What the exercise asks: Quote the entries word for word. Omit the pictures.

Data for this exercise:
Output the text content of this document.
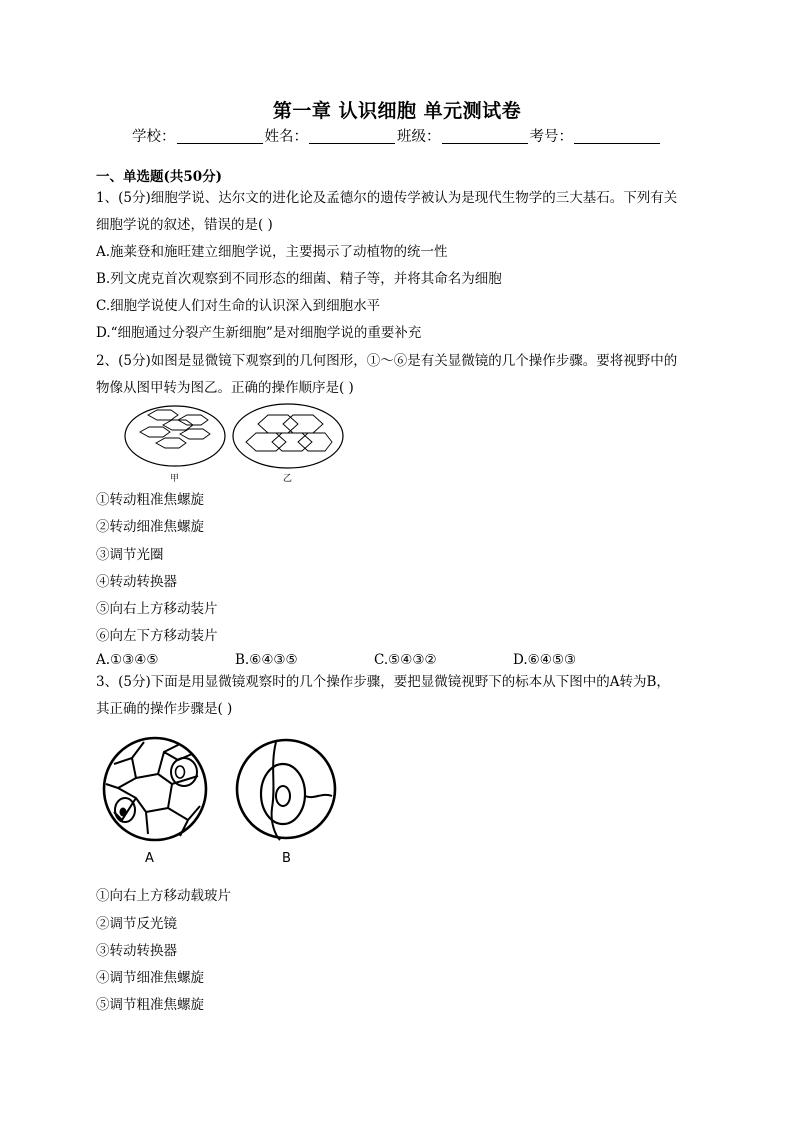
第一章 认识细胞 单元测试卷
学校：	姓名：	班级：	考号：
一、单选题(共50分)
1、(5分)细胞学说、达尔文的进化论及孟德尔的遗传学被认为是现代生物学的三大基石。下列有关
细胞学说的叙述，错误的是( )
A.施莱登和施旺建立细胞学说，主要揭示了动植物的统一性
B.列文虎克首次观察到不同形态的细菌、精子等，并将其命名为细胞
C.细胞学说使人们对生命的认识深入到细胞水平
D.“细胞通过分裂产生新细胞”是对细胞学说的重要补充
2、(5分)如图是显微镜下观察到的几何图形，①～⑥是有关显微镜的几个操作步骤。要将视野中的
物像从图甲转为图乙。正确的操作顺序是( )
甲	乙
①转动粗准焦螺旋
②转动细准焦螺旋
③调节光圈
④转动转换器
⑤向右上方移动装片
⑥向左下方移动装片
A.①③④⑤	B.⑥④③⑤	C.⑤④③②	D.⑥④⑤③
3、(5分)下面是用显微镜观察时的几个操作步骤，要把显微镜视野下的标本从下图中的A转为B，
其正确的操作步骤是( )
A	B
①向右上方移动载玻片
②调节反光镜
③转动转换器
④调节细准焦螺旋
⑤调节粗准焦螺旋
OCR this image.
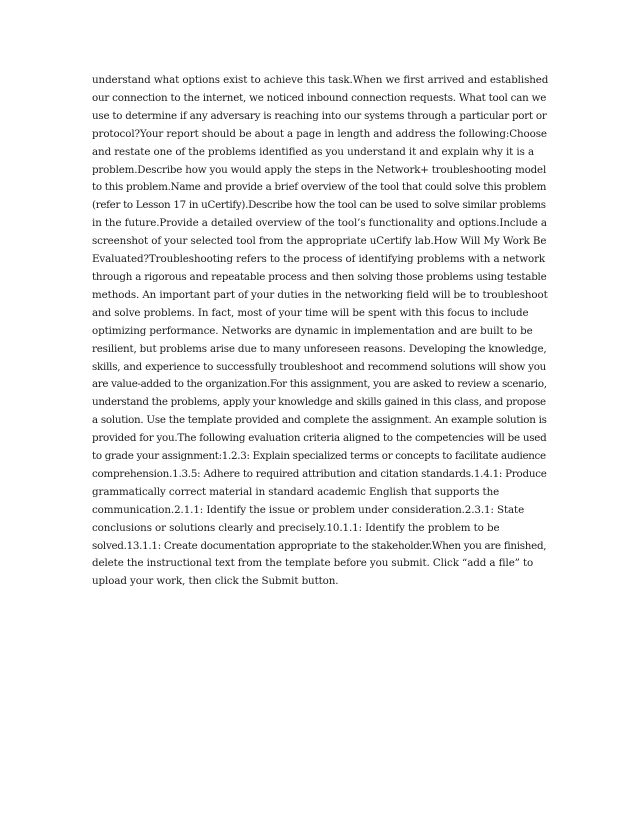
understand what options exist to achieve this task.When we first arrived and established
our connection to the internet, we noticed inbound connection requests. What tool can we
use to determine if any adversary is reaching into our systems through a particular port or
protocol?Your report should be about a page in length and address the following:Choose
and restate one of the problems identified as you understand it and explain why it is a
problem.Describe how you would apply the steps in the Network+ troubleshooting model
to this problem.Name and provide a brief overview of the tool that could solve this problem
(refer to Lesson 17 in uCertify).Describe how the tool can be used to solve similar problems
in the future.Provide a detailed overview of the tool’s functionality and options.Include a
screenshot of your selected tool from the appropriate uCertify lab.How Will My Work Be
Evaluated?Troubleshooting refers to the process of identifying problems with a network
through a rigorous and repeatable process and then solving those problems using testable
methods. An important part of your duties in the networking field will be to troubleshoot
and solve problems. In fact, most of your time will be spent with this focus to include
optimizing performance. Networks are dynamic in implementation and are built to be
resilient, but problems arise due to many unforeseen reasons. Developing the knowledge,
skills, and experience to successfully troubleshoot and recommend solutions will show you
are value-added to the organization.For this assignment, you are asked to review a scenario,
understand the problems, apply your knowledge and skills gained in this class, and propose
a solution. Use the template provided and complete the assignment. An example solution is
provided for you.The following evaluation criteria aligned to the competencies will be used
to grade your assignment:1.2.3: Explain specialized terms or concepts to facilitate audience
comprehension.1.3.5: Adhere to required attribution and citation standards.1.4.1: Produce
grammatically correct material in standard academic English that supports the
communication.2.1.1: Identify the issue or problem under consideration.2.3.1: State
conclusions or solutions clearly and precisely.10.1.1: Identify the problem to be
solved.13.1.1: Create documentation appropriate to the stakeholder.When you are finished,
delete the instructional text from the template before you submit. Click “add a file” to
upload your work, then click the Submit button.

Exercise output:
Output the text content of this document.
第一章 认识细胞 单元测试卷
学校：	姓名：	班级：	考号：
一、单选题(共50分)
1、(5分)细胞学说、达尔文的进化论及孟德尔的遗传学被认为是现代生物学的三大基石。下列有关
细胞学说的叙述，错误的是( )
A.施莱登和施旺建立细胞学说，主要揭示了动植物的统一性
B.列文虎克首次观察到不同形态的细菌、精子等，并将其命名为细胞
C.细胞学说使人们对生命的认识深入到细胞水平
D.“细胞通过分裂产生新细胞”是对细胞学说的重要补充
2、(5分)如图是显微镜下观察到的几何图形，①～⑥是有关显微镜的几个操作步骤。要将视野中的
物像从图甲转为图乙。正确的操作顺序是( )
甲	乙
①转动粗准焦螺旋
②转动细准焦螺旋
③调节光圈
④转动转换器
⑤向右上方移动装片
⑥向左下方移动装片
A.①③④⑤	B.⑥④③⑤	C.⑤④③②	D.⑥④⑤③
3、(5分)下面是用显微镜观察时的几个操作步骤，要把显微镜视野下的标本从下图中的A转为B，
其正确的操作步骤是( )
A	B
①向右上方移动载玻片
②调节反光镜
③转动转换器
④调节细准焦螺旋
⑤调节粗准焦螺旋
OCR this image.
understand what options exist to achieve this task.When we first arrived and established
our connection to the internet, we noticed inbound connection requests. What tool can we
use to determine if any adversary is reaching into our systems through a particular port or
protocol?Your report should be about a page in length and address the following:Choose
and restate one of the problems identified as you understand it and explain why it is a
problem.Describe how you would apply the steps in the Network+ troubleshooting model
to this problem.Name and provide a brief overview of the tool that could solve this problem
(refer to Lesson 17 in uCertify).Describe how the tool can be used to solve similar problems
in the future.Provide a detailed overview of the tool’s functionality and options.Include a
screenshot of your selected tool from the appropriate uCertify lab.How Will My Work Be
Evaluated?Troubleshooting refers to the process of identifying problems with a network
through a rigorous and repeatable process and then solving those problems using testable
methods. An important part of your duties in the networking field will be to troubleshoot
and solve problems. In fact, most of your time will be spent with this focus to include
optimizing performance. Networks are dynamic in implementation and are built to be
resilient, but problems arise due to many unforeseen reasons. Developing the knowledge,
skills, and experience to successfully troubleshoot and recommend solutions will show you
are value-added to the organization.For this assignment, you are asked to review a scenario,
understand the problems, apply your knowledge and skills gained in this class, and propose
a solution. Use the template provided and complete the assignment. An example solution is
provided for you.The following evaluation criteria aligned to the competencies will be used
to grade your assignment:1.2.3: Explain specialized terms or concepts to facilitate audience
comprehension.1.3.5: Adhere to required attribution and citation standards.1.4.1: Produce
grammatically correct material in standard academic English that supports the
communication.2.1.1: Identify the issue or problem under consideration.2.3.1: State
conclusions or solutions clearly and precisely.10.1.1: Identify the problem to be
solved.13.1.1: Create documentation appropriate to the stakeholder.When you are finished,
delete the instructional text from the template before you submit. Click “add a file” to
upload your work, then click the Submit button.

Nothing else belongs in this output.